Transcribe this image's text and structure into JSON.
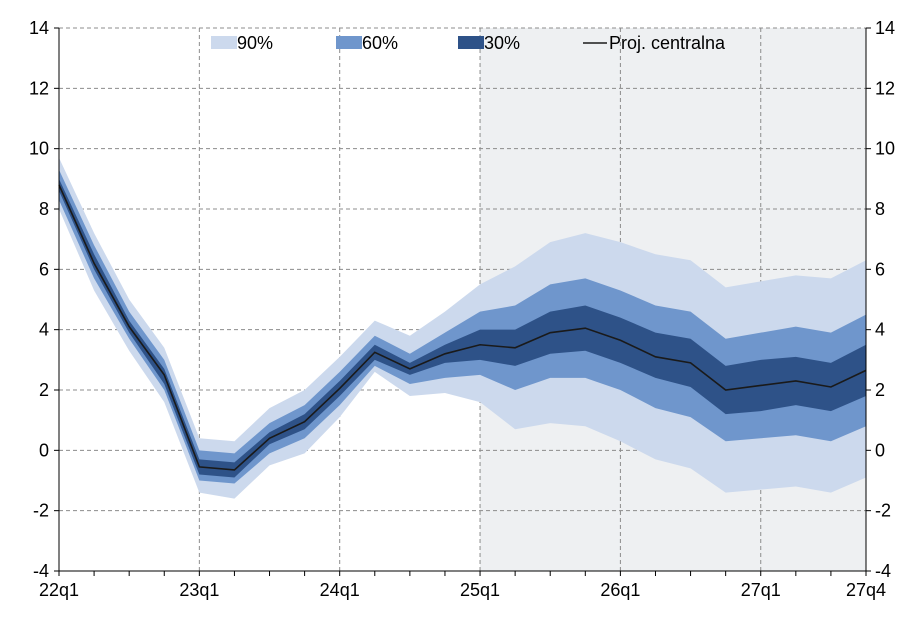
{
  "chart_data": {
    "type": "area",
    "title": "",
    "xlabel": "",
    "ylabel": "",
    "ylim": [
      -4,
      14
    ],
    "y_ticks": [
      -4,
      -2,
      0,
      2,
      4,
      6,
      8,
      10,
      12,
      14
    ],
    "y_tick_labels": [
      "-4",
      "-2",
      "0",
      "2",
      "4",
      "6",
      "8",
      "10",
      "12",
      "14"
    ],
    "x": [
      "22q1",
      "22q2",
      "22q3",
      "22q4",
      "23q1",
      "23q2",
      "23q3",
      "23q4",
      "24q1",
      "24q2",
      "24q3",
      "24q4",
      "25q1",
      "25q2",
      "25q3",
      "25q4",
      "26q1",
      "26q2",
      "26q3",
      "26q4",
      "27q1",
      "27q2",
      "27q3",
      "27q4"
    ],
    "x_tick_labels": [
      "22q1",
      "23q1",
      "24q1",
      "25q1",
      "26q1",
      "27q1",
      "27q4"
    ],
    "grid": true,
    "projection_shading_start": "25q1",
    "legend_position": "top",
    "colors": {
      "band90": "#ccd9ed",
      "band60": "#6f96cc",
      "band30": "#2e5288",
      "central": "#1a1a1a",
      "projection_bg": "#eef0f2",
      "grid": "#8c8c8c"
    },
    "series": [
      {
        "name": "90%",
        "lower": [
          8.0,
          5.3,
          3.3,
          1.6,
          -1.4,
          -1.6,
          -0.5,
          -0.1,
          1.1,
          2.6,
          1.8,
          1.9,
          1.6,
          0.7,
          0.9,
          0.8,
          0.3,
          -0.3,
          -0.6,
          -1.4,
          -1.3,
          -1.2,
          -1.4,
          -0.9
        ],
        "upper": [
          9.7,
          7.2,
          5.0,
          3.4,
          0.4,
          0.3,
          1.4,
          2.0,
          3.1,
          4.3,
          3.8,
          4.6,
          5.5,
          6.1,
          6.9,
          7.2,
          6.9,
          6.5,
          6.3,
          5.4,
          5.6,
          5.8,
          5.7,
          6.3
        ]
      },
      {
        "name": "60%",
        "lower": [
          8.3,
          5.7,
          3.7,
          2.0,
          -1.0,
          -1.1,
          -0.1,
          0.4,
          1.5,
          2.8,
          2.2,
          2.4,
          2.5,
          2.0,
          2.4,
          2.4,
          2.0,
          1.4,
          1.1,
          0.3,
          0.4,
          0.5,
          0.3,
          0.8
        ],
        "upper": [
          9.3,
          6.8,
          4.6,
          3.0,
          0.0,
          -0.1,
          0.9,
          1.5,
          2.6,
          3.8,
          3.2,
          3.9,
          4.6,
          4.8,
          5.5,
          5.7,
          5.3,
          4.8,
          4.6,
          3.7,
          3.9,
          4.1,
          3.9,
          4.5
        ]
      },
      {
        "name": "30%",
        "lower": [
          8.6,
          6.0,
          3.9,
          2.2,
          -0.8,
          -0.9,
          0.2,
          0.7,
          1.8,
          3.0,
          2.5,
          2.9,
          3.0,
          2.8,
          3.2,
          3.3,
          2.9,
          2.4,
          2.1,
          1.2,
          1.3,
          1.5,
          1.3,
          1.8
        ],
        "upper": [
          9.0,
          6.5,
          4.3,
          2.7,
          -0.3,
          -0.4,
          0.6,
          1.2,
          2.3,
          3.5,
          2.9,
          3.5,
          4.0,
          4.0,
          4.6,
          4.8,
          4.4,
          3.9,
          3.7,
          2.8,
          3.0,
          3.1,
          2.9,
          3.5
        ]
      },
      {
        "name": "Proj. centralna",
        "values": [
          8.8,
          6.2,
          4.1,
          2.5,
          -0.55,
          -0.65,
          0.4,
          0.95,
          2.05,
          3.25,
          2.7,
          3.2,
          3.5,
          3.4,
          3.9,
          4.05,
          3.65,
          3.1,
          2.9,
          2.0,
          2.15,
          2.3,
          2.1,
          2.65
        ]
      }
    ]
  }
}
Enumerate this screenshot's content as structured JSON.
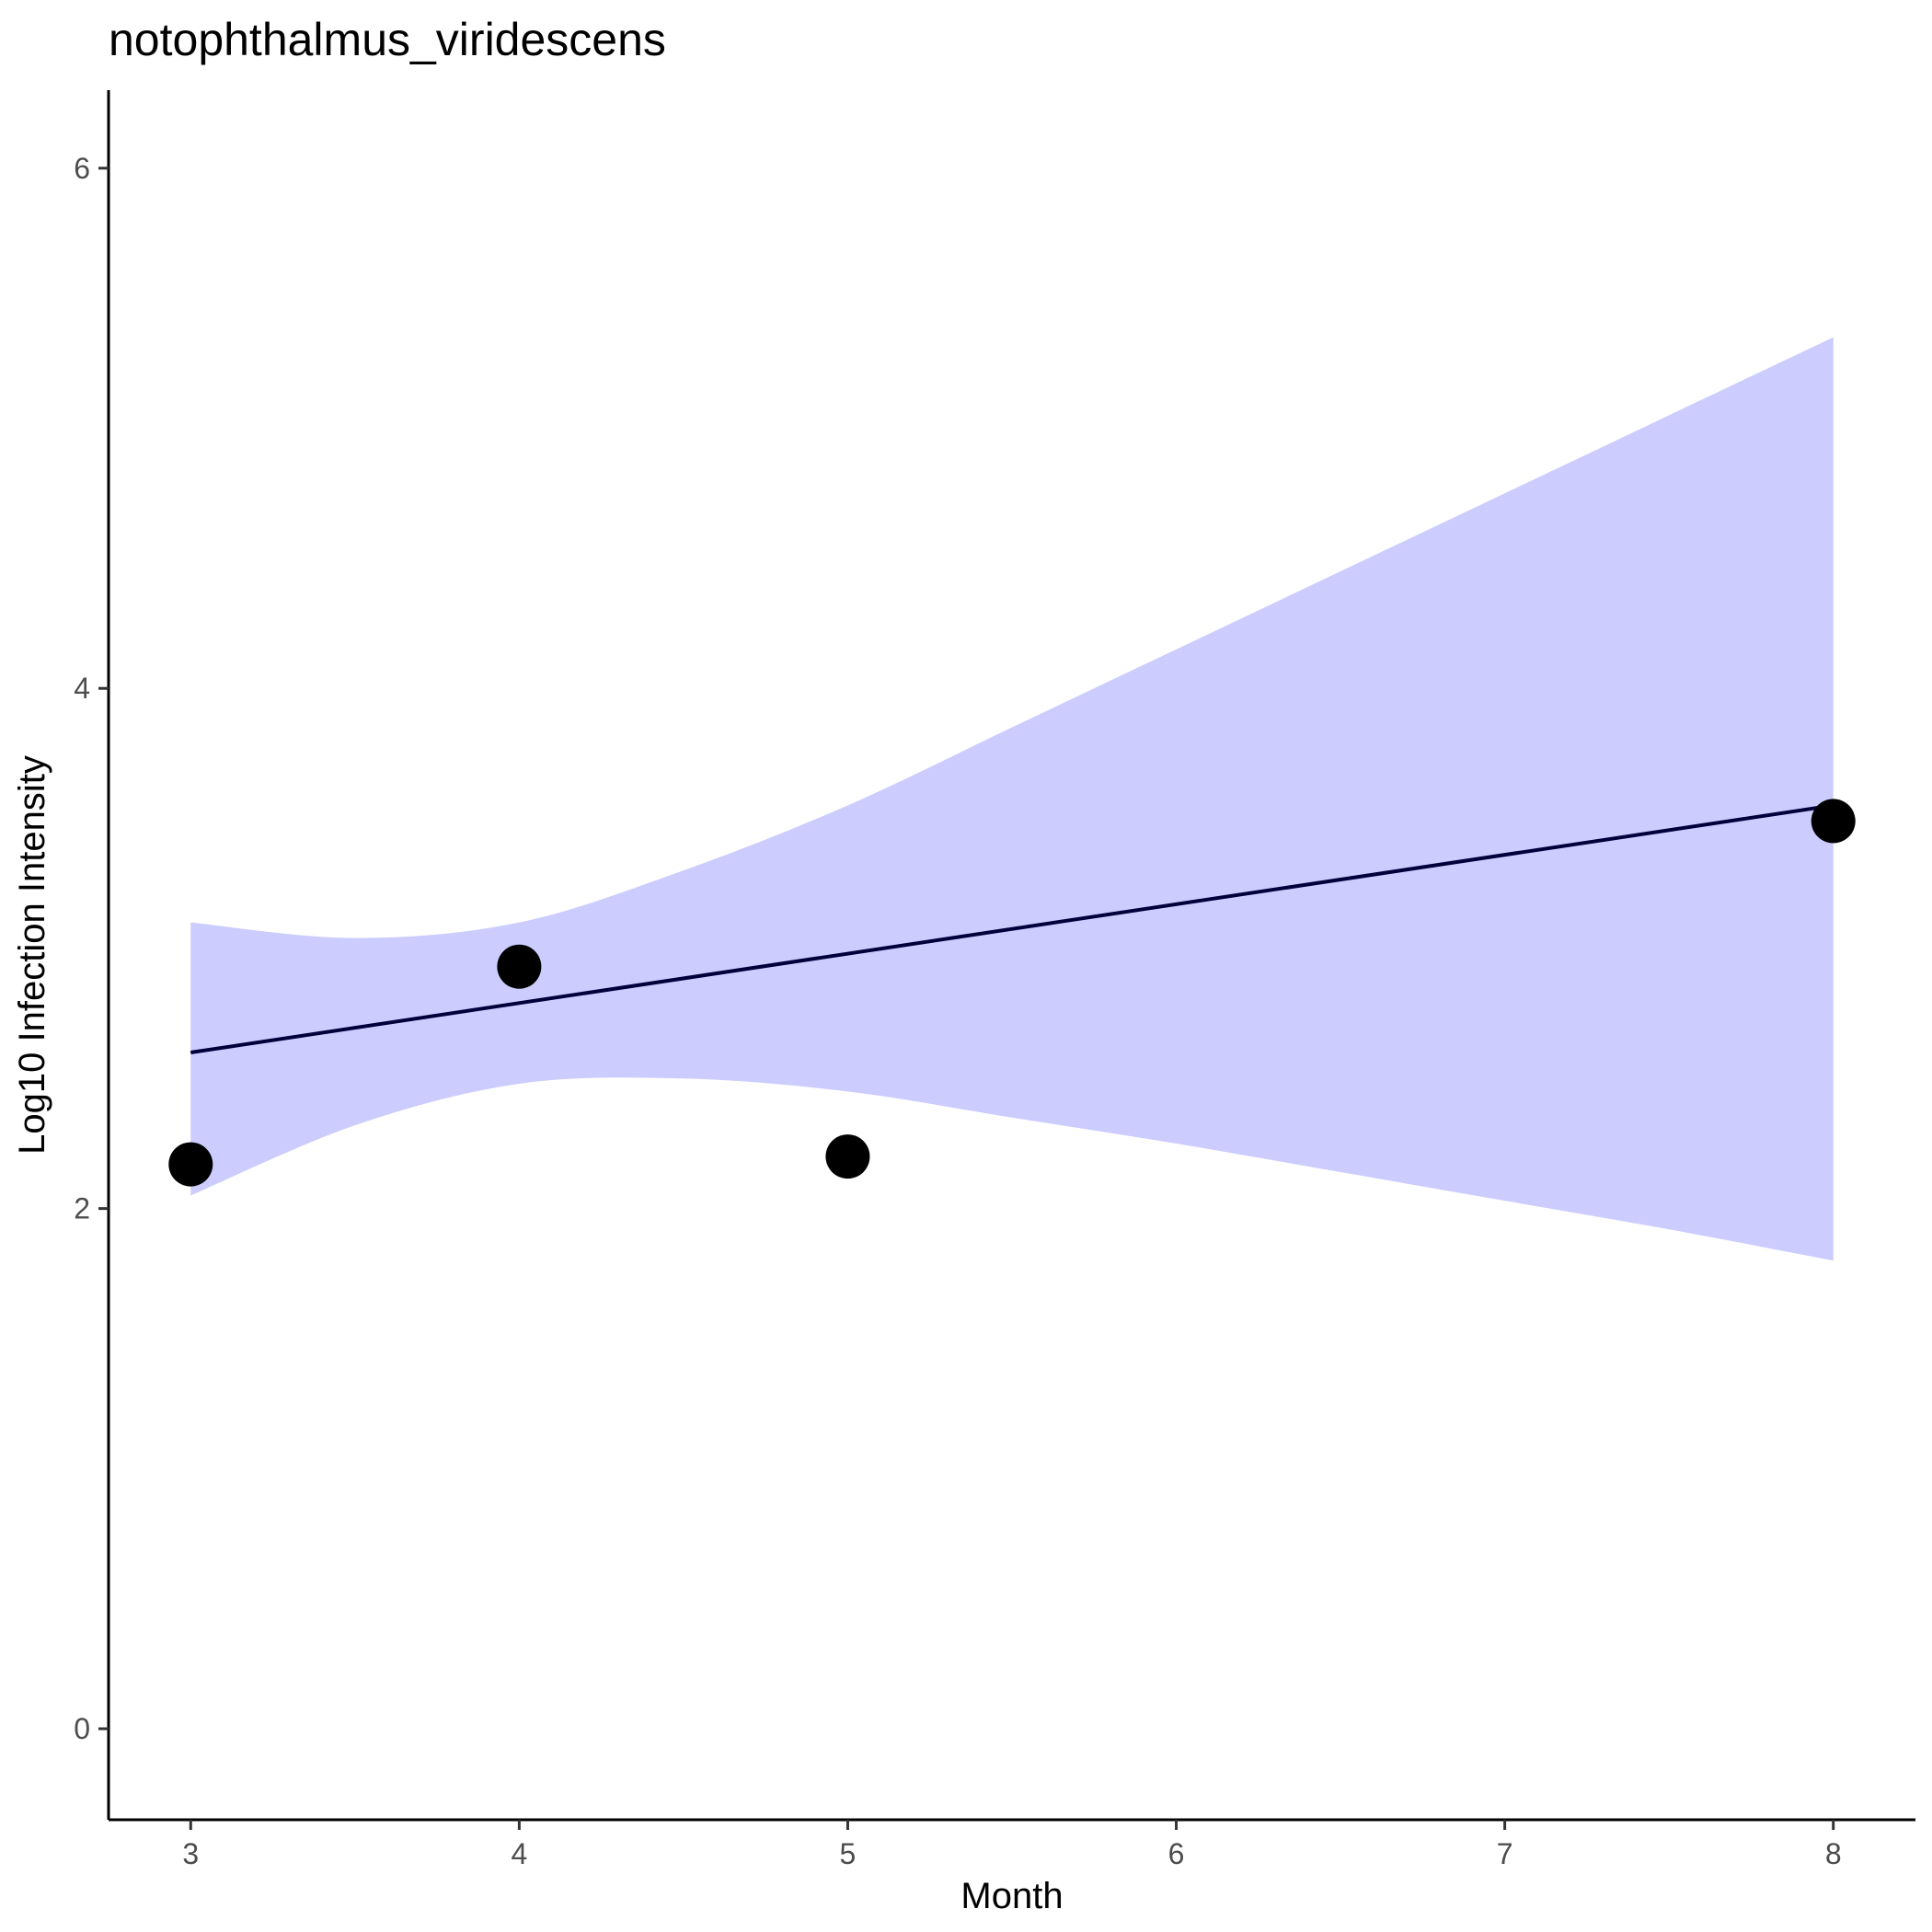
{
  "chart_data": {
    "type": "scatter",
    "title": "notophthalmus_viridescens",
    "xlabel": "Month",
    "ylabel": "Log10 Infection Intensity",
    "xlim": [
      2.75,
      8.25
    ],
    "ylim": [
      -0.35,
      6.3
    ],
    "x_ticks": [
      3,
      4,
      5,
      6,
      7,
      8
    ],
    "y_ticks": [
      0,
      2,
      4,
      6
    ],
    "points": [
      {
        "x": 3,
        "y": 2.17
      },
      {
        "x": 4,
        "y": 2.93
      },
      {
        "x": 5,
        "y": 2.2
      },
      {
        "x": 8,
        "y": 3.49
      }
    ],
    "fit_line": {
      "x": [
        3,
        8
      ],
      "y": [
        2.6,
        3.55
      ]
    },
    "confidence_band": {
      "x": [
        3,
        3.5,
        4,
        4.5,
        5,
        5.5,
        6,
        6.5,
        7,
        7.5,
        8
      ],
      "upper": [
        3.1,
        3.04,
        3.1,
        3.3,
        3.55,
        3.85,
        4.15,
        4.45,
        4.75,
        5.05,
        5.35
      ],
      "lower": [
        2.05,
        2.32,
        2.48,
        2.5,
        2.45,
        2.35,
        2.25,
        2.14,
        2.03,
        1.92,
        1.8
      ]
    },
    "grid": false,
    "legend": "none",
    "colors": {
      "points": "#000000",
      "fit_line": "#00003a",
      "band": "#ccccff"
    }
  }
}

▬▬▬

● WHAT THE TASK ASKS
Output the data exactly. Pictures don't belong in the result.

● CORRECT OUTPUT
Transcribe this image's text and structure into JSON.
{
  "chart_data": {
    "type": "area",
    "title": "",
    "xlabel": "",
    "ylabel": "",
    "ylim": [
      -4,
      14
    ],
    "y_ticks": [
      -4,
      -2,
      0,
      2,
      4,
      6,
      8,
      10,
      12,
      14
    ],
    "y_tick_labels": [
      "-4",
      "-2",
      "0",
      "2",
      "4",
      "6",
      "8",
      "10",
      "12",
      "14"
    ],
    "x": [
      "22q1",
      "22q2",
      "22q3",
      "22q4",
      "23q1",
      "23q2",
      "23q3",
      "23q4",
      "24q1",
      "24q2",
      "24q3",
      "24q4",
      "25q1",
      "25q2",
      "25q3",
      "25q4",
      "26q1",
      "26q2",
      "26q3",
      "26q4",
      "27q1",
      "27q2",
      "27q3",
      "27q4"
    ],
    "x_tick_labels": [
      "22q1",
      "23q1",
      "24q1",
      "25q1",
      "26q1",
      "27q1",
      "27q4"
    ],
    "grid": true,
    "projection_shading_start": "25q1",
    "legend_position": "top",
    "colors": {
      "band90": "#ccd9ed",
      "band60": "#6f96cc",
      "band30": "#2e5288",
      "central": "#1a1a1a",
      "projection_bg": "#eef0f2",
      "grid": "#8c8c8c"
    },
    "series": [
      {
        "name": "90%",
        "lower": [
          8.0,
          5.3,
          3.3,
          1.6,
          -1.4,
          -1.6,
          -0.5,
          -0.1,
          1.1,
          2.6,
          1.8,
          1.9,
          1.6,
          0.7,
          0.9,
          0.8,
          0.3,
          -0.3,
          -0.6,
          -1.4,
          -1.3,
          -1.2,
          -1.4,
          -0.9
        ],
        "upper": [
          9.7,
          7.2,
          5.0,
          3.4,
          0.4,
          0.3,
          1.4,
          2.0,
          3.1,
          4.3,
          3.8,
          4.6,
          5.5,
          6.1,
          6.9,
          7.2,
          6.9,
          6.5,
          6.3,
          5.4,
          5.6,
          5.8,
          5.7,
          6.3
        ]
      },
      {
        "name": "60%",
        "lower": [
          8.3,
          5.7,
          3.7,
          2.0,
          -1.0,
          -1.1,
          -0.1,
          0.4,
          1.5,
          2.8,
          2.2,
          2.4,
          2.5,
          2.0,
          2.4,
          2.4,
          2.0,
          1.4,
          1.1,
          0.3,
          0.4,
          0.5,
          0.3,
          0.8
        ],
        "upper": [
          9.3,
          6.8,
          4.6,
          3.0,
          0.0,
          -0.1,
          0.9,
          1.5,
          2.6,
          3.8,
          3.2,
          3.9,
          4.6,
          4.8,
          5.5,
          5.7,
          5.3,
          4.8,
          4.6,
          3.7,
          3.9,
          4.1,
          3.9,
          4.5
        ]
      },
      {
        "name": "30%",
        "lower": [
          8.6,
          6.0,
          3.9,
          2.2,
          -0.8,
          -0.9,
          0.2,
          0.7,
          1.8,
          3.0,
          2.5,
          2.9,
          3.0,
          2.8,
          3.2,
          3.3,
          2.9,
          2.4,
          2.1,
          1.2,
          1.3,
          1.5,
          1.3,
          1.8
        ],
        "upper": [
          9.0,
          6.5,
          4.3,
          2.7,
          -0.3,
          -0.4,
          0.6,
          1.2,
          2.3,
          3.5,
          2.9,
          3.5,
          4.0,
          4.0,
          4.6,
          4.8,
          4.4,
          3.9,
          3.7,
          2.8,
          3.0,
          3.1,
          2.9,
          3.5
        ]
      },
      {
        "name": "Proj. centralna",
        "values": [
          8.8,
          6.2,
          4.1,
          2.5,
          -0.55,
          -0.65,
          0.4,
          0.95,
          2.05,
          3.25,
          2.7,
          3.2,
          3.5,
          3.4,
          3.9,
          4.05,
          3.65,
          3.1,
          2.9,
          2.0,
          2.15,
          2.3,
          2.1,
          2.65
        ]
      }
    ]
  }
}
Enumerate this screenshot's content as structured JSON.
{
  "chart_data": {
    "type": "scatter",
    "title": "notophthalmus_viridescens",
    "xlabel": "Month",
    "ylabel": "Log10 Infection Intensity",
    "xlim": [
      2.75,
      8.25
    ],
    "ylim": [
      -0.35,
      6.3
    ],
    "x_ticks": [
      3,
      4,
      5,
      6,
      7,
      8
    ],
    "y_ticks": [
      0,
      2,
      4,
      6
    ],
    "points": [
      {
        "x": 3,
        "y": 2.17
      },
      {
        "x": 4,
        "y": 2.93
      },
      {
        "x": 5,
        "y": 2.2
      },
      {
        "x": 8,
        "y": 3.49
      }
    ],
    "fit_line": {
      "x": [
        3,
        8
      ],
      "y": [
        2.6,
        3.55
      ]
    },
    "confidence_band": {
      "x": [
        3,
        3.5,
        4,
        4.5,
        5,
        5.5,
        6,
        6.5,
        7,
        7.5,
        8
      ],
      "upper": [
        3.1,
        3.04,
        3.1,
        3.3,
        3.55,
        3.85,
        4.15,
        4.45,
        4.75,
        5.05,
        5.35
      ],
      "lower": [
        2.05,
        2.32,
        2.48,
        2.5,
        2.45,
        2.35,
        2.25,
        2.14,
        2.03,
        1.92,
        1.8
      ]
    },
    "grid": false,
    "legend": "none",
    "colors": {
      "points": "#000000",
      "fit_line": "#00003a",
      "band": "#ccccff"
    }
  }
}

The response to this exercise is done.